*** Quoted text

Thanks all! The documentation has been updated.

-Rui

On Tue, Jan 22, 2019 at 12:24 PM Reuven Lax <re...@google.com> wrote:

> Ah yes, Kenn is correct, and i forget we made that change.
>
> To clarify - Beam does not expose late elements as a concept, rather it
> exposes late panes on its triggering API. The reason we made the change was
> not just because we wanted to include as much data as possible. but also
> because we wanted to preserve reasonable invariants around late data (e.g.
> one invariant should be that the result of processing an on-time pane
> should not produce late data). Simply checking element timestamps against
> the watermark is non deterministic (since the watermark advances
> asynchronously), so we moved to a different definition of late data.
>
> Reuven
>
> On Fri, Jan 18, 2019 at 11:24 AM Kenneth Knowles <k...@google.com> wrote:
>
>> That is correct. For global window there is no such thing as late data.
>>
>> Kenn
>>
>> On Fri, Jan 18, 2019, 11:13 Ruoyun Huang <ruo...@google.com wrote:
>>
>>> Very helpful discussion (and the fixing PR).
>>>
>>> To make sure my take-way is correct. The status quo is a) "for a Global
>>> Window, then there is *no possible scenario* where data is identified
>>> as late".  Rather than b) "for a global window we *no longer* compare
>>> watermark to identify late data, but *there is still other criteria*
>>> that determines data late".
>>>
>>> a) is correct and b) is not.  Is that so?
>>>
>>> On Thu, Jan 17, 2019 at 8:57 PM Kenneth Knowles <k...@google.com> wrote:
>>>
>>>> Actually, Reuven, that's no longer the case.

******
*** Recorded information

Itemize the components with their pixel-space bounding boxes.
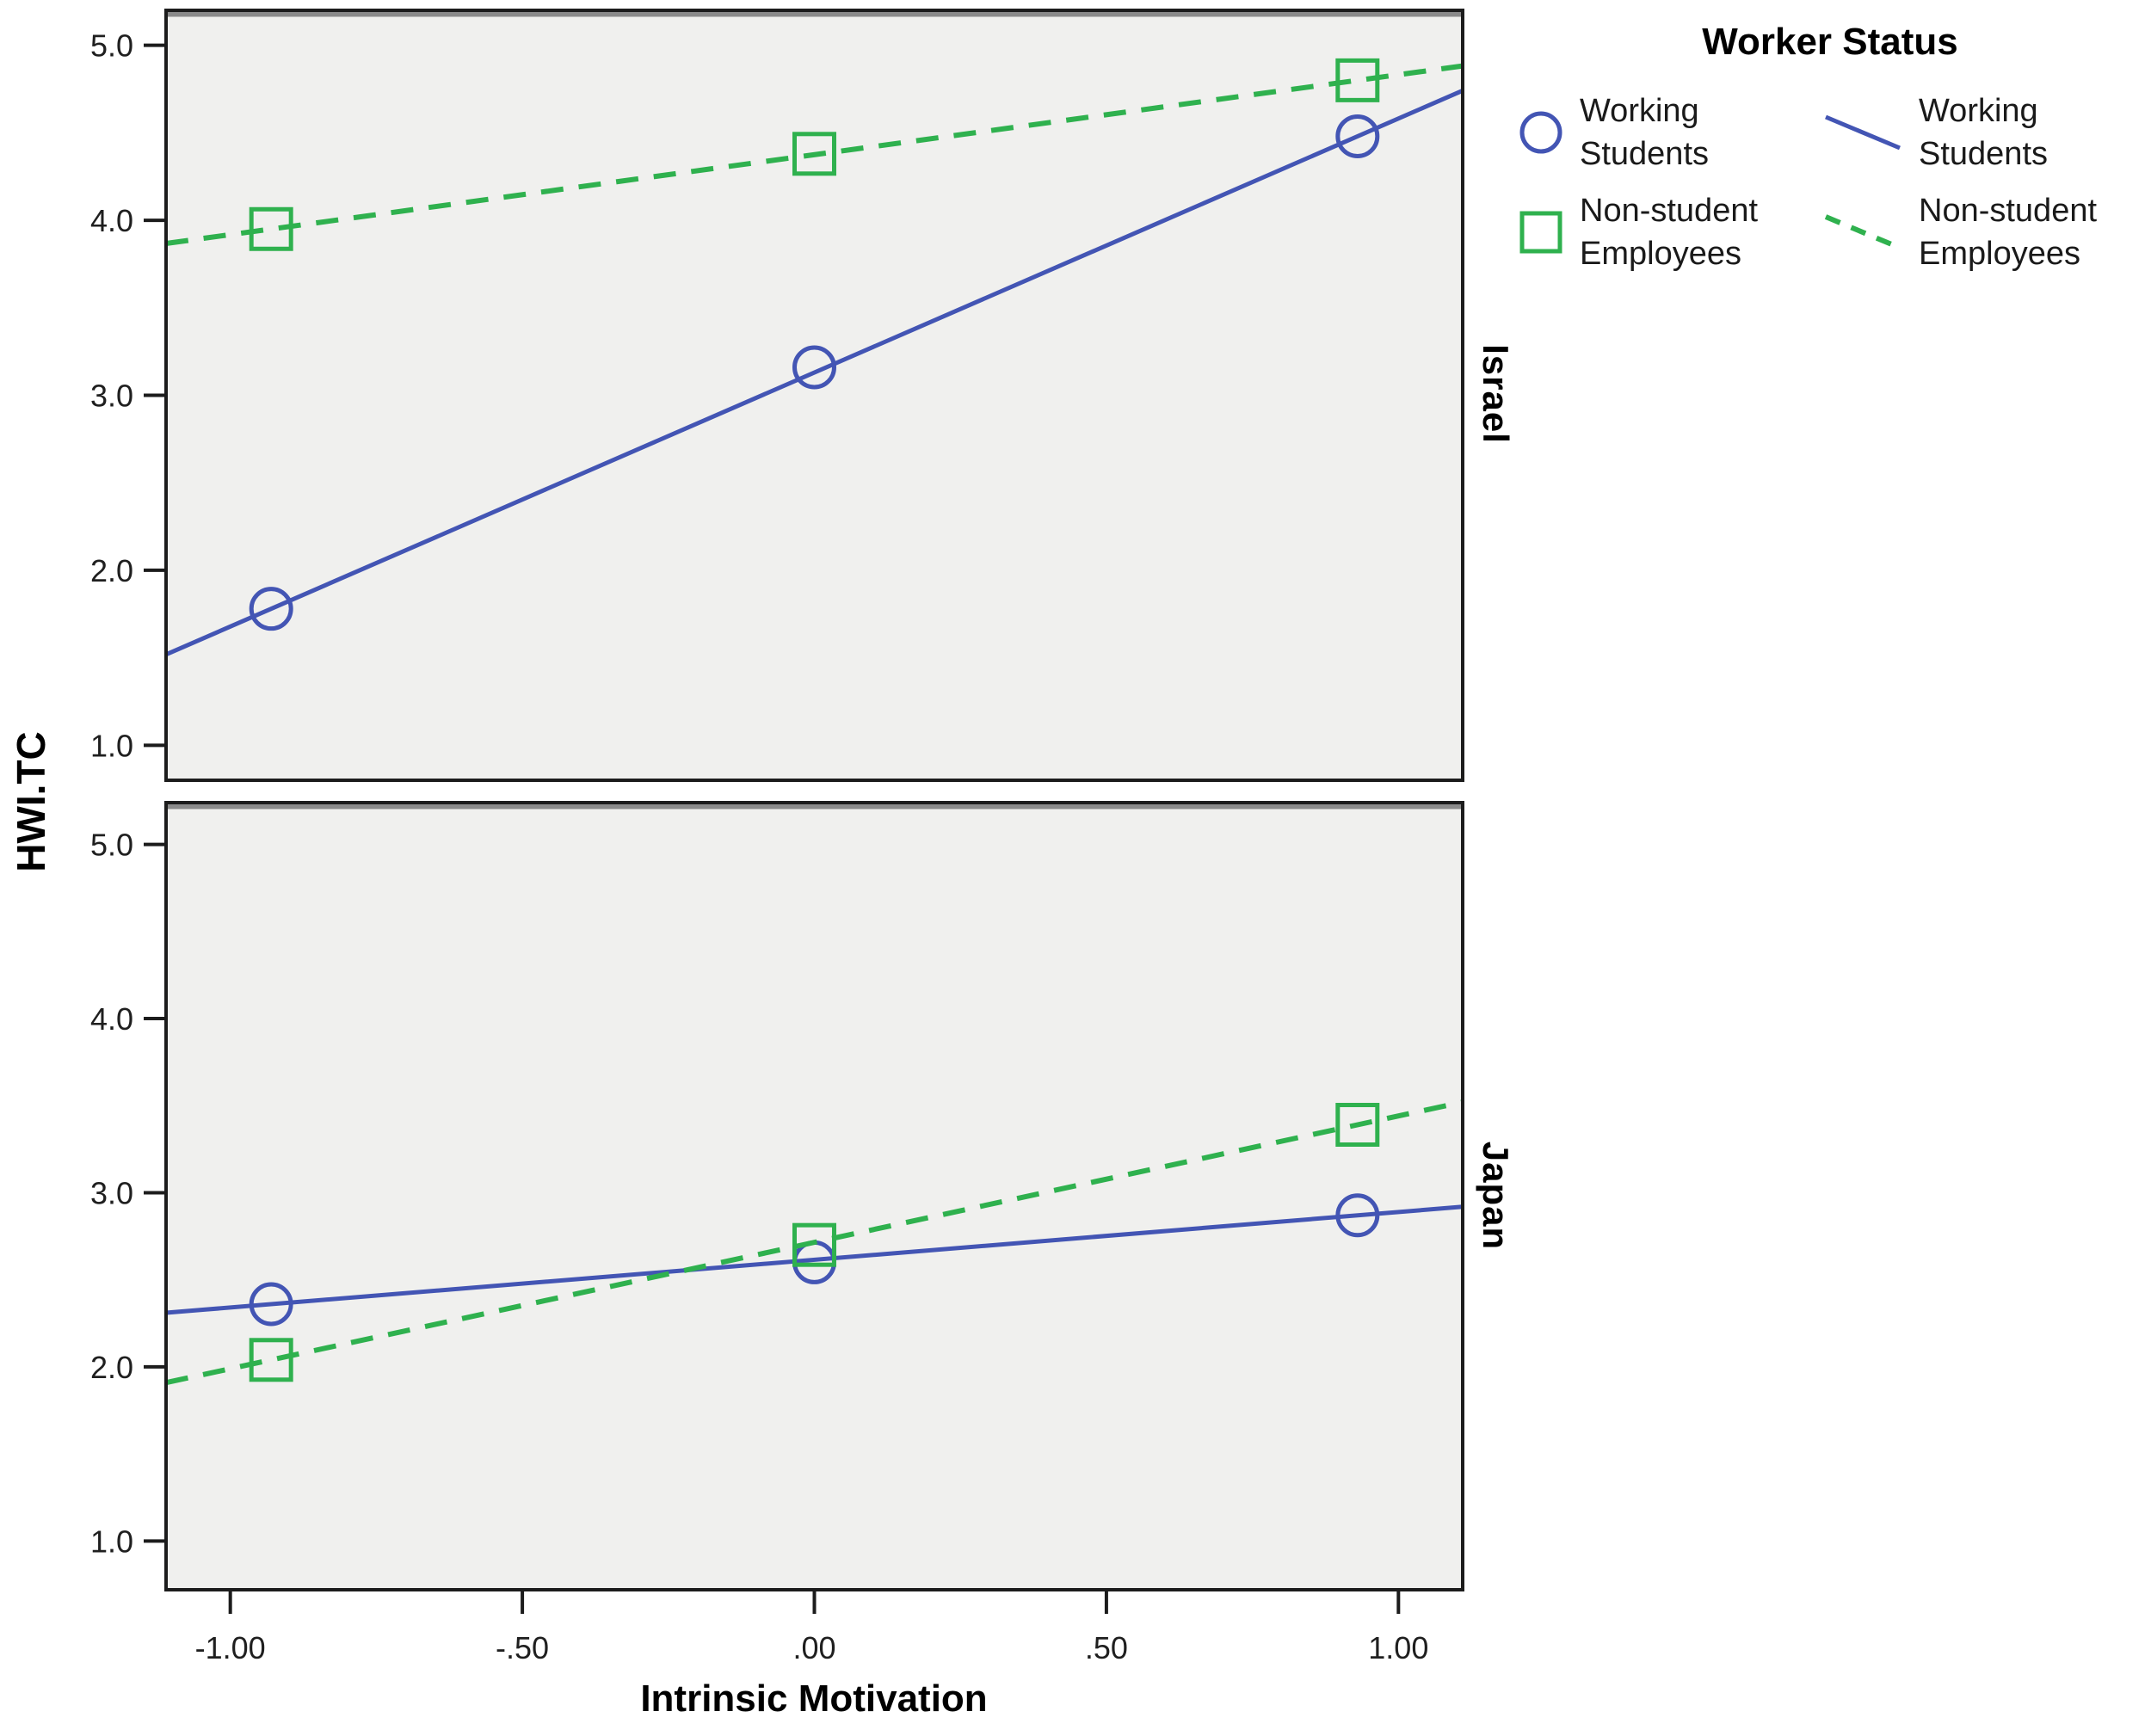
marker-square bbox=[249, 1338, 293, 1382]
marker-circle bbox=[249, 587, 293, 631]
legend-item-working-students-line: Working Students bbox=[1822, 89, 2144, 175]
y-tick-label: 4.0 bbox=[90, 203, 133, 238]
panel-background bbox=[166, 10, 1463, 780]
marker-circle bbox=[249, 1282, 293, 1327]
legend-item-label: Non-student Employees bbox=[1919, 193, 2098, 273]
panel-background bbox=[166, 803, 1463, 1590]
series-line-working-students bbox=[165, 89, 1464, 657]
marker-square bbox=[249, 206, 293, 251]
series-line-non-student-employees bbox=[165, 1099, 1464, 1386]
legend-item-label: Working Students bbox=[1919, 93, 2048, 173]
legend-item-label: Non-student Employees bbox=[1580, 193, 1759, 273]
series-line-non-student-employees bbox=[165, 63, 1464, 246]
y-axis-title: HWI.TC bbox=[9, 731, 53, 872]
marker-square bbox=[792, 1222, 836, 1267]
y-tick-label: 5.0 bbox=[90, 28, 133, 64]
square-marker-icon bbox=[1519, 211, 1562, 254]
dashed-line-sample-icon bbox=[1824, 214, 1901, 251]
solid-line-sample-icon bbox=[1825, 114, 1901, 151]
x-axis-title: Intrinsic Motivation bbox=[640, 1678, 988, 1720]
legend-item-working-students-marker: Working Students bbox=[1516, 89, 1822, 175]
marker-circle bbox=[1335, 1193, 1380, 1238]
y-tick-label: 1.0 bbox=[90, 1524, 133, 1559]
legend-marker-column: Working Students Non-student Employees bbox=[1516, 89, 1822, 276]
x-tick-label: .00 bbox=[792, 1630, 835, 1665]
x-tick-label: -.50 bbox=[496, 1630, 549, 1665]
legend-item-non-student-marker: Non-student Employees bbox=[1516, 189, 1822, 275]
y-tick-label: 1.0 bbox=[90, 728, 133, 763]
legend-columns: Working Students Non-student Employees W… bbox=[1516, 89, 2144, 276]
marker-square bbox=[1335, 58, 1380, 102]
legend-item-label: Working Students bbox=[1580, 93, 1709, 173]
legend-line-column: Working Students Non-student Employees bbox=[1822, 89, 2144, 276]
panel-israel: 5.0 4.0 3.0 2.0 1.0 bbox=[90, 9, 1464, 782]
panel-border bbox=[164, 801, 1464, 1591]
panel-label-japan: Japan bbox=[1476, 1141, 1516, 1251]
x-tick-label: .50 bbox=[1085, 1630, 1128, 1665]
circle-marker-icon bbox=[1519, 111, 1562, 154]
y-tick-label: 4.0 bbox=[90, 1001, 133, 1037]
x-tick-label: -1.00 bbox=[195, 1630, 266, 1665]
series-line-working-students bbox=[165, 1204, 1464, 1315]
y-tick-label: 3.0 bbox=[90, 379, 133, 414]
x-axis: -1.00 -.50 .00 .50 1.00 bbox=[195, 1591, 1428, 1665]
marker-square bbox=[1335, 1103, 1380, 1148]
panel-japan: 5.0 4.0 3.0 2.0 1.0 bbox=[90, 801, 1464, 1591]
y-tick-label: 2.0 bbox=[90, 1350, 133, 1385]
legend-title: Worker Status bbox=[1702, 21, 1958, 63]
marker-circle bbox=[792, 345, 836, 390]
x-tick-label: 1.00 bbox=[1368, 1630, 1428, 1665]
marker-square bbox=[792, 132, 836, 176]
legend-item-non-student-line: Non-student Employees bbox=[1822, 189, 2144, 275]
y-tick-label: 3.0 bbox=[90, 1175, 133, 1210]
panel-label-israel: Israel bbox=[1476, 344, 1516, 444]
marker-circle bbox=[1335, 114, 1380, 158]
y-tick-label: 5.0 bbox=[90, 828, 133, 863]
y-tick-label: 2.0 bbox=[90, 553, 133, 588]
legend: Worker Status Working Students Non-stude… bbox=[1516, 21, 2144, 276]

******

Exercise directions: Reproduce word for word the portion of the email thread on late data in Beam that starts at "Thanks all! The" and stops after "made that change.".

Correct output:
Thanks all! The documentation has been updated.

-Rui

On Tue, Jan 22, 2019 at 12:24 PM Reuven Lax <re...@google.com> wrote:

> Ah yes, Kenn is correct, and i forget we made that change.